## Direction
Repeat the material exactly, leaving nothing out.

## Data provided
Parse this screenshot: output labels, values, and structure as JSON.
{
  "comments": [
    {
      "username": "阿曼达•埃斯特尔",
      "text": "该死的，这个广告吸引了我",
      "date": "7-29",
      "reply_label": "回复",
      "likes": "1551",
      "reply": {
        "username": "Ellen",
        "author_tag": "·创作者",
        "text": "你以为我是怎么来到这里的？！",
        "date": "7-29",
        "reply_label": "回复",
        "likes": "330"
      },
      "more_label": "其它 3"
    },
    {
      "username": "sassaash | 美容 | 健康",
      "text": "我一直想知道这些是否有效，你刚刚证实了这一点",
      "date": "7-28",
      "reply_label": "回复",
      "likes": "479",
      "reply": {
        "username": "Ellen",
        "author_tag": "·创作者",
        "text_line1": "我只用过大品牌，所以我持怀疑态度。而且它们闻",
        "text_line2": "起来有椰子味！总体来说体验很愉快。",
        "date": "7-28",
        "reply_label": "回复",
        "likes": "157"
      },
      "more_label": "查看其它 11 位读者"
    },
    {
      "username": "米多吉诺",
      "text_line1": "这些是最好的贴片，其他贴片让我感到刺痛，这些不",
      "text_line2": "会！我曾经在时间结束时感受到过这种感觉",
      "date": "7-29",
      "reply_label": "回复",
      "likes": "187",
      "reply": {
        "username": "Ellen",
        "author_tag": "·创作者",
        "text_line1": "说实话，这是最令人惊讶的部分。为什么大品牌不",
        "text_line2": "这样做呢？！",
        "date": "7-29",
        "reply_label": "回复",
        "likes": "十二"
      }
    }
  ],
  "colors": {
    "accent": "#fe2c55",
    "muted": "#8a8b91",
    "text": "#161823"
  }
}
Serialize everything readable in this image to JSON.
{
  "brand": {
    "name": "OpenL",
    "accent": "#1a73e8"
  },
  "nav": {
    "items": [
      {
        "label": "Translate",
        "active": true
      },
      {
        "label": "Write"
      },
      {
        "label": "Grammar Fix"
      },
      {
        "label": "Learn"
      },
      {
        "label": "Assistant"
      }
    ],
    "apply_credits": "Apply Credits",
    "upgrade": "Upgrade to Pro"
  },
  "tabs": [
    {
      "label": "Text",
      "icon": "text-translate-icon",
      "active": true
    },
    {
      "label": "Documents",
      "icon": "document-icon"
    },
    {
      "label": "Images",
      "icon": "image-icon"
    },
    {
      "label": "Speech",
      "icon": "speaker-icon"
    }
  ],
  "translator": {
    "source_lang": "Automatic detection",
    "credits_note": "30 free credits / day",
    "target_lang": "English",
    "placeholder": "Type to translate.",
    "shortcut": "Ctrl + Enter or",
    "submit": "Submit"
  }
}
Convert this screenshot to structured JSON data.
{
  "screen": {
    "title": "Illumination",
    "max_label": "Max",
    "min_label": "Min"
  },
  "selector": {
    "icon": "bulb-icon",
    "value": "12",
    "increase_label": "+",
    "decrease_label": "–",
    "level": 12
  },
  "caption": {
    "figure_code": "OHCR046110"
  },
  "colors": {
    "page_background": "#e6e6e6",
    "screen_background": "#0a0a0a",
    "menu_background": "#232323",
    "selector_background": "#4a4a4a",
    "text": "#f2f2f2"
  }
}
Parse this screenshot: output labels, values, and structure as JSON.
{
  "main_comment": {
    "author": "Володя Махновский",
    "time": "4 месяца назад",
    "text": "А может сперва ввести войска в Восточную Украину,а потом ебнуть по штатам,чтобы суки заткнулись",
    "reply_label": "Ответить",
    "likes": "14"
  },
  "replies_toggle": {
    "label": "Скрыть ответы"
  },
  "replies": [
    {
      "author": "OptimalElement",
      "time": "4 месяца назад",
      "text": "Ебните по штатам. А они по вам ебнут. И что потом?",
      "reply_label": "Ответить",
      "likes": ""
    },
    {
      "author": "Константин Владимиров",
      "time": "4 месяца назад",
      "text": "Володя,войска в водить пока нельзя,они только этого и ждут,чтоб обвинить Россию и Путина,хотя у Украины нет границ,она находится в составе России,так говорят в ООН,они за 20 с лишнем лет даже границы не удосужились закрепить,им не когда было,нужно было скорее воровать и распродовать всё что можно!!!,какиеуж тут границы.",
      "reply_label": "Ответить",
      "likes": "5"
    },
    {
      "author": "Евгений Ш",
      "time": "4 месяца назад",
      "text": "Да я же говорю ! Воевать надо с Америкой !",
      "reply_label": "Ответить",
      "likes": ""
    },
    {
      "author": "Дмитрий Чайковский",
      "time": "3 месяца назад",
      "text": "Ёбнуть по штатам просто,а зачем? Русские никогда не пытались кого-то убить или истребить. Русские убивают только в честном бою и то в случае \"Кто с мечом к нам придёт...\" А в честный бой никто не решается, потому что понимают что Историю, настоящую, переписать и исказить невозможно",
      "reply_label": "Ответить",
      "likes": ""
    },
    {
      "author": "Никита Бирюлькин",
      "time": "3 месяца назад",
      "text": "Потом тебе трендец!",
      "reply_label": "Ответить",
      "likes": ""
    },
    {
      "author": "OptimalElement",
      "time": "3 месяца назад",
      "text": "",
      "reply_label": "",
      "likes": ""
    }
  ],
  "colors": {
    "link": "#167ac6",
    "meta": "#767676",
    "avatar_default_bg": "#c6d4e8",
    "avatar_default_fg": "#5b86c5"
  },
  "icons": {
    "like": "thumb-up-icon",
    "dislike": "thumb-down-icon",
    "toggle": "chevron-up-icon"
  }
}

## Reply
Parse this screenshot: output labels, values, and structure as JSON.
{
  "comments": [
    {
      "username": "阿曼达•埃斯特尔",
      "text": "该死的，这个广告吸引了我",
      "date": "7-29",
      "reply_label": "回复",
      "likes": "1551",
      "reply": {
        "username": "Ellen",
        "author_tag": "·创作者",
        "text": "你以为我是怎么来到这里的？！",
        "date": "7-29",
        "reply_label": "回复",
        "likes": "330"
      },
      "more_label": "其它 3"
    },
    {
      "username": "sassaash | 美容 | 健康",
      "text": "我一直想知道这些是否有效，你刚刚证实了这一点",
      "date": "7-28",
      "reply_label": "回复",
      "likes": "479",
      "reply": {
        "username": "Ellen",
        "author_tag": "·创作者",
        "text_line1": "我只用过大品牌，所以我持怀疑态度。而且它们闻",
        "text_line2": "起来有椰子味！总体来说体验很愉快。",
        "date": "7-28",
        "reply_label": "回复",
        "likes": "157"
      },
      "more_label": "查看其它 11 位读者"
    },
    {
      "username": "米多吉诺",
      "text_line1": "这些是最好的贴片，其他贴片让我感到刺痛，这些不",
      "text_line2": "会！我曾经在时间结束时感受到过这种感觉",
      "date": "7-29",
      "reply_label": "回复",
      "likes": "187",
      "reply": {
        "username": "Ellen",
        "author_tag": "·创作者",
        "text_line1": "说实话，这是最令人惊讶的部分。为什么大品牌不",
        "text_line2": "这样做呢？！",
        "date": "7-29",
        "reply_label": "回复",
        "likes": "十二"
      }
    }
  ],
  "colors": {
    "accent": "#fe2c55",
    "muted": "#8a8b91",
    "text": "#161823"
  }
}
Serialize everything readable in this image to JSON.
{
  "brand": {
    "name": "OpenL",
    "accent": "#1a73e8"
  },
  "nav": {
    "items": [
      {
        "label": "Translate",
        "active": true
      },
      {
        "label": "Write"
      },
      {
        "label": "Grammar Fix"
      },
      {
        "label": "Learn"
      },
      {
        "label": "Assistant"
      }
    ],
    "apply_credits": "Apply Credits",
    "upgrade": "Upgrade to Pro"
  },
  "tabs": [
    {
      "label": "Text",
      "icon": "text-translate-icon",
      "active": true
    },
    {
      "label": "Documents",
      "icon": "document-icon"
    },
    {
      "label": "Images",
      "icon": "image-icon"
    },
    {
      "label": "Speech",
      "icon": "speaker-icon"
    }
  ],
  "translator": {
    "source_lang": "Automatic detection",
    "credits_note": "30 free credits / day",
    "target_lang": "English",
    "placeholder": "Type to translate.",
    "shortcut": "Ctrl + Enter or",
    "submit": "Submit"
  }
}
Convert this screenshot to structured JSON data.
{
  "screen": {
    "title": "Illumination",
    "max_label": "Max",
    "min_label": "Min"
  },
  "selector": {
    "icon": "bulb-icon",
    "value": "12",
    "increase_label": "+",
    "decrease_label": "–",
    "level": 12
  },
  "caption": {
    "figure_code": "OHCR046110"
  },
  "colors": {
    "page_background": "#e6e6e6",
    "screen_background": "#0a0a0a",
    "menu_background": "#232323",
    "selector_background": "#4a4a4a",
    "text": "#f2f2f2"
  }
}
Parse this screenshot: output labels, values, and structure as JSON.
{
  "main_comment": {
    "author": "Володя Махновский",
    "time": "4 месяца назад",
    "text": "А может сперва ввести войска в Восточную Украину,а потом ебнуть по штатам,чтобы суки заткнулись",
    "reply_label": "Ответить",
    "likes": "14"
  },
  "replies_toggle": {
    "label": "Скрыть ответы"
  },
  "replies": [
    {
      "author": "OptimalElement",
      "time": "4 месяца назад",
      "text": "Ебните по штатам. А они по вам ебнут. И что потом?",
      "reply_label": "Ответить",
      "likes": ""
    },
    {
      "author": "Константин Владимиров",
      "time": "4 месяца назад",
      "text": "Володя,войска в водить пока нельзя,они только этого и ждут,чтоб обвинить Россию и Путина,хотя у Украины нет границ,она находится в составе России,так говорят в ООН,они за 20 с лишнем лет даже границы не удосужились закрепить,им не когда было,нужно было скорее воровать и распродовать всё что можно!!!,какиеуж тут границы.",
      "reply_label": "Ответить",
      "likes": "5"
    },
    {
      "author": "Евгений Ш",
      "time": "4 месяца назад",
      "text": "Да я же говорю ! Воевать надо с Америкой !",
      "reply_label": "Ответить",
      "likes": ""
    },
    {
      "author": "Дмитрий Чайковский",
      "time": "3 месяца назад",
      "text": "Ёбнуть по штатам просто,а зачем? Русские никогда не пытались кого-то убить или истребить. Русские убивают только в честном бою и то в случае \"Кто с мечом к нам придёт...\" А в честный бой никто не решается, потому что понимают что Историю, настоящую, переписать и исказить невозможно",
      "reply_label": "Ответить",
      "likes": ""
    },
    {
      "author": "Никита Бирюлькин",
      "time": "3 месяца назад",
      "text": "Потом тебе трендец!",
      "reply_label": "Ответить",
      "likes": ""
    },
    {
      "author": "OptimalElement",
      "time": "3 месяца назад",
      "text": "",
      "reply_label": "",
      "likes": ""
    }
  ],
  "colors": {
    "link": "#167ac6",
    "meta": "#767676",
    "avatar_default_bg": "#c6d4e8",
    "avatar_default_fg": "#5b86c5"
  },
  "icons": {
    "like": "thumb-up-icon",
    "dislike": "thumb-down-icon",
    "toggle": "chevron-up-icon"
  }
}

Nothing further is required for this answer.